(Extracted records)
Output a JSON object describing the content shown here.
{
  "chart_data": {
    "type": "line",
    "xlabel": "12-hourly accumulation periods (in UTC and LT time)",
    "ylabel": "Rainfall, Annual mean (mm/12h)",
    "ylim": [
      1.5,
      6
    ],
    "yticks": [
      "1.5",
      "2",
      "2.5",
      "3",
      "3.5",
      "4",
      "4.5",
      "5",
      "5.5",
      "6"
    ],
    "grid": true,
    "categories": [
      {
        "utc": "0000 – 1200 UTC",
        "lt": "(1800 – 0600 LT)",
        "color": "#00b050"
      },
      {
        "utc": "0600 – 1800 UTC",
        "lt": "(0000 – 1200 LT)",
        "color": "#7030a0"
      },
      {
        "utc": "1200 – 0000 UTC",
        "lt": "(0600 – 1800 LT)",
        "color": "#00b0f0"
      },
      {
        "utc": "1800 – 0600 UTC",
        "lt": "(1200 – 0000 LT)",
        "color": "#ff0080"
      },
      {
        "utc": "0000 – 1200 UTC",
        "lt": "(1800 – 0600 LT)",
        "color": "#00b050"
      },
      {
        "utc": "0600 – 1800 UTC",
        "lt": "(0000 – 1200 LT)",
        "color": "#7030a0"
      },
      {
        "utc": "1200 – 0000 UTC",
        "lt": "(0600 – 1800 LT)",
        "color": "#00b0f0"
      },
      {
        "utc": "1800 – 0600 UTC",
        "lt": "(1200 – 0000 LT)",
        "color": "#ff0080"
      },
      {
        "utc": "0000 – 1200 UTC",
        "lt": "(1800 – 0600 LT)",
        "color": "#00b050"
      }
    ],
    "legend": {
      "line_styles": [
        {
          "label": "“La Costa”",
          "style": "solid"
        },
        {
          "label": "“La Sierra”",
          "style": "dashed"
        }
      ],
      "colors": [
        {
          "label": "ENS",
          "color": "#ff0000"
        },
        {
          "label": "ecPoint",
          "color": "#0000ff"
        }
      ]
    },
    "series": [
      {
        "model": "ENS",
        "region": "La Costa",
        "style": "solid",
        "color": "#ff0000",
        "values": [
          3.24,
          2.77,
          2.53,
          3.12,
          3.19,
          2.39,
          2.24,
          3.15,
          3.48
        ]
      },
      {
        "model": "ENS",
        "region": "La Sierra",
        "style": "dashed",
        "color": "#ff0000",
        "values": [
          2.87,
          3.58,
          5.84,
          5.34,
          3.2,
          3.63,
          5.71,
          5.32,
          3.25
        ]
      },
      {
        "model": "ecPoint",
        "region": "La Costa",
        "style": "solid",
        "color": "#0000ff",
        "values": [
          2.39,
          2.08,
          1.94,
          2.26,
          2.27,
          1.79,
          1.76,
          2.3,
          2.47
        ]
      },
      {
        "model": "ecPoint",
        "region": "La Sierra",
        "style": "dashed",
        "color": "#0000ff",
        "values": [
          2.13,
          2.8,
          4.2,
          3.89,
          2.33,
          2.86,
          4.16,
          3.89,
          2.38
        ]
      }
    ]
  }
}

_Given instruction_
Repeat the data above exactly.

_Correct output_
Output a JSON object describing the content shown here.
{
  "chart_data": {
    "type": "line",
    "xlabel": "12-hourly accumulation periods (in UTC and LT time)",
    "ylabel": "Rainfall, Annual mean (mm/12h)",
    "ylim": [
      1.5,
      6
    ],
    "yticks": [
      "1.5",
      "2",
      "2.5",
      "3",
      "3.5",
      "4",
      "4.5",
      "5",
      "5.5",
      "6"
    ],
    "grid": true,
    "categories": [
      {
        "utc": "0000 – 1200 UTC",
        "lt": "(1800 – 0600 LT)",
        "color": "#00b050"
      },
      {
        "utc": "0600 – 1800 UTC",
        "lt": "(0000 – 1200 LT)",
        "color": "#7030a0"
      },
      {
        "utc": "1200 – 0000 UTC",
        "lt": "(0600 – 1800 LT)",
        "color": "#00b0f0"
      },
      {
        "utc": "1800 – 0600 UTC",
        "lt": "(1200 – 0000 LT)",
        "color": "#ff0080"
      },
      {
        "utc": "0000 – 1200 UTC",
        "lt": "(1800 – 0600 LT)",
        "color": "#00b050"
      },
      {
        "utc": "0600 – 1800 UTC",
        "lt": "(0000 – 1200 LT)",
        "color": "#7030a0"
      },
      {
        "utc": "1200 – 0000 UTC",
        "lt": "(0600 – 1800 LT)",
        "color": "#00b0f0"
      },
      {
        "utc": "1800 – 0600 UTC",
        "lt": "(1200 – 0000 LT)",
        "color": "#ff0080"
      },
      {
        "utc": "0000 – 1200 UTC",
        "lt": "(1800 – 0600 LT)",
        "color": "#00b050"
      }
    ],
    "legend": {
      "line_styles": [
        {
          "label": "“La Costa”",
          "style": "solid"
        },
        {
          "label": "“La Sierra”",
          "style": "dashed"
        }
      ],
      "colors": [
        {
          "label": "ENS",
          "color": "#ff0000"
        },
        {
          "label": "ecPoint",
          "color": "#0000ff"
        }
      ]
    },
    "series": [
      {
        "model": "ENS",
        "region": "La Costa",
        "style": "solid",
        "color": "#ff0000",
        "values": [
          3.24,
          2.77,
          2.53,
          3.12,
          3.19,
          2.39,
          2.24,
          3.15,
          3.48
        ]
      },
      {
        "model": "ENS",
        "region": "La Sierra",
        "style": "dashed",
        "color": "#ff0000",
        "values": [
          2.87,
          3.58,
          5.84,
          5.34,
          3.2,
          3.63,
          5.71,
          5.32,
          3.25
        ]
      },
      {
        "model": "ecPoint",
        "region": "La Costa",
        "style": "solid",
        "color": "#0000ff",
        "values": [
          2.39,
          2.08,
          1.94,
          2.26,
          2.27,
          1.79,
          1.76,
          2.3,
          2.47
        ]
      },
      {
        "model": "ecPoint",
        "region": "La Sierra",
        "style": "dashed",
        "color": "#0000ff",
        "values": [
          2.13,
          2.8,
          4.2,
          3.89,
          2.33,
          2.86,
          4.16,
          3.89,
          2.38
        ]
      }
    ]
  }
}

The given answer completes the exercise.